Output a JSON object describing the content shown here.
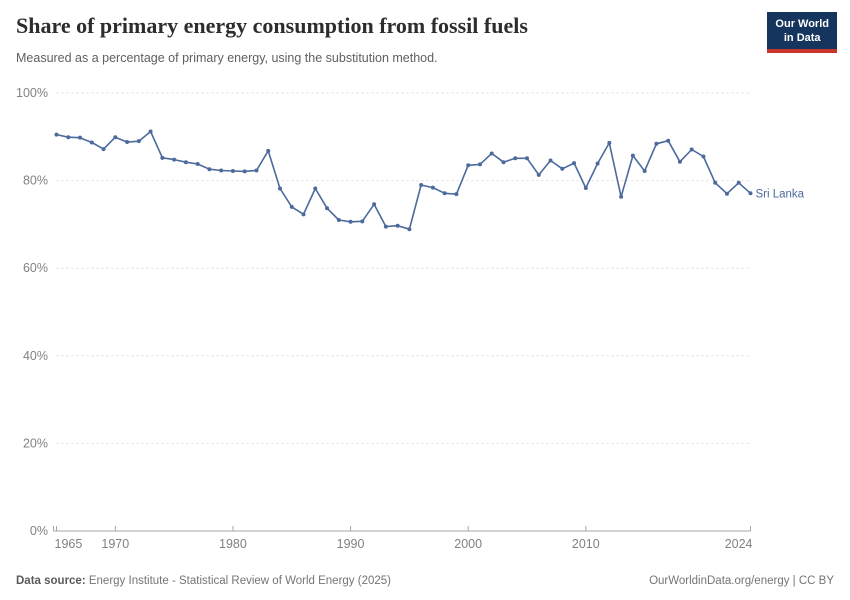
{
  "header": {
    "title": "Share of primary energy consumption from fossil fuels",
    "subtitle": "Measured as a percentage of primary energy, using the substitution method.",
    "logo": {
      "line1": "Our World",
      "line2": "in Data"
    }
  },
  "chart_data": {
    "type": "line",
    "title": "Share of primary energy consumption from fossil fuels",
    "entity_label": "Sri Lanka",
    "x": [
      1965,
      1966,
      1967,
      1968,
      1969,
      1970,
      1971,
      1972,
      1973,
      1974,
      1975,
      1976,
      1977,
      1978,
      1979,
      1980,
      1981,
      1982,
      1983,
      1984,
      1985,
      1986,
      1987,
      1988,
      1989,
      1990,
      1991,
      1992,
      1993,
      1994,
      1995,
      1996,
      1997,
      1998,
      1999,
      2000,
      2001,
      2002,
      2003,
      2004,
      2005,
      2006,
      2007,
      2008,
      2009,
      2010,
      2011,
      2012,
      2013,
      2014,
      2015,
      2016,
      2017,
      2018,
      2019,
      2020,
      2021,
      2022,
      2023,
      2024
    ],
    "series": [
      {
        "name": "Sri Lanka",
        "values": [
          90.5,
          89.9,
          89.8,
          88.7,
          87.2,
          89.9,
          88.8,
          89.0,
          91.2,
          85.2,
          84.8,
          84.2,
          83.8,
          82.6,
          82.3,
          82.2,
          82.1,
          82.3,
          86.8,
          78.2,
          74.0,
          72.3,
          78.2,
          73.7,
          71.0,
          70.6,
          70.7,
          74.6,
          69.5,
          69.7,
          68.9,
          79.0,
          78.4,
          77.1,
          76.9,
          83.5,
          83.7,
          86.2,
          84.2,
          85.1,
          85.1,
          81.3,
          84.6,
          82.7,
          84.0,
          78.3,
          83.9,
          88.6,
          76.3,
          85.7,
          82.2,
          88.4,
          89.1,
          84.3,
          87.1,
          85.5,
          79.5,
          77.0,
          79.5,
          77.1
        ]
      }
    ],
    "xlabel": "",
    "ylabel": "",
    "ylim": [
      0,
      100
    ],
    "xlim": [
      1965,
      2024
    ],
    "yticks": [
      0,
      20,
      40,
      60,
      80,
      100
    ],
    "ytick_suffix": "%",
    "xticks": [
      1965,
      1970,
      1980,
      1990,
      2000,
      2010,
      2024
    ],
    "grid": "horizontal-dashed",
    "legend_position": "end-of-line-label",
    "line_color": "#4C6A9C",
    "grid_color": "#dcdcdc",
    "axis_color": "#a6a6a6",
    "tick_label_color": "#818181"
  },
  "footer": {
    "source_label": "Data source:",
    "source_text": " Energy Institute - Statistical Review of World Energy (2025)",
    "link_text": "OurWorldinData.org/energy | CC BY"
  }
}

+++++

[GIVEN PROBLEM] Excluding the pictures, reproduce every entry exactly as given.

[SOLVED PROBLEM]
Output a JSON object describing the content shown here.
{
  "header": {
    "title": "Share of primary energy consumption from fossil fuels",
    "subtitle": "Measured as a percentage of primary energy, using the substitution method.",
    "logo": {
      "line1": "Our World",
      "line2": "in Data"
    }
  },
  "chart_data": {
    "type": "line",
    "title": "Share of primary energy consumption from fossil fuels",
    "entity_label": "Sri Lanka",
    "x": [
      1965,
      1966,
      1967,
      1968,
      1969,
      1970,
      1971,
      1972,
      1973,
      1974,
      1975,
      1976,
      1977,
      1978,
      1979,
      1980,
      1981,
      1982,
      1983,
      1984,
      1985,
      1986,
      1987,
      1988,
      1989,
      1990,
      1991,
      1992,
      1993,
      1994,
      1995,
      1996,
      1997,
      1998,
      1999,
      2000,
      2001,
      2002,
      2003,
      2004,
      2005,
      2006,
      2007,
      2008,
      2009,
      2010,
      2011,
      2012,
      2013,
      2014,
      2015,
      2016,
      2017,
      2018,
      2019,
      2020,
      2021,
      2022,
      2023,
      2024
    ],
    "series": [
      {
        "name": "Sri Lanka",
        "values": [
          90.5,
          89.9,
          89.8,
          88.7,
          87.2,
          89.9,
          88.8,
          89.0,
          91.2,
          85.2,
          84.8,
          84.2,
          83.8,
          82.6,
          82.3,
          82.2,
          82.1,
          82.3,
          86.8,
          78.2,
          74.0,
          72.3,
          78.2,
          73.7,
          71.0,
          70.6,
          70.7,
          74.6,
          69.5,
          69.7,
          68.9,
          79.0,
          78.4,
          77.1,
          76.9,
          83.5,
          83.7,
          86.2,
          84.2,
          85.1,
          85.1,
          81.3,
          84.6,
          82.7,
          84.0,
          78.3,
          83.9,
          88.6,
          76.3,
          85.7,
          82.2,
          88.4,
          89.1,
          84.3,
          87.1,
          85.5,
          79.5,
          77.0,
          79.5,
          77.1
        ]
      }
    ],
    "xlabel": "",
    "ylabel": "",
    "ylim": [
      0,
      100
    ],
    "xlim": [
      1965,
      2024
    ],
    "yticks": [
      0,
      20,
      40,
      60,
      80,
      100
    ],
    "ytick_suffix": "%",
    "xticks": [
      1965,
      1970,
      1980,
      1990,
      2000,
      2010,
      2024
    ],
    "grid": "horizontal-dashed",
    "legend_position": "end-of-line-label",
    "line_color": "#4C6A9C",
    "grid_color": "#dcdcdc",
    "axis_color": "#a6a6a6",
    "tick_label_color": "#818181"
  },
  "footer": {
    "source_label": "Data source:",
    "source_text": " Energy Institute - Statistical Review of World Energy (2025)",
    "link_text": "OurWorldinData.org/energy | CC BY"
  }
}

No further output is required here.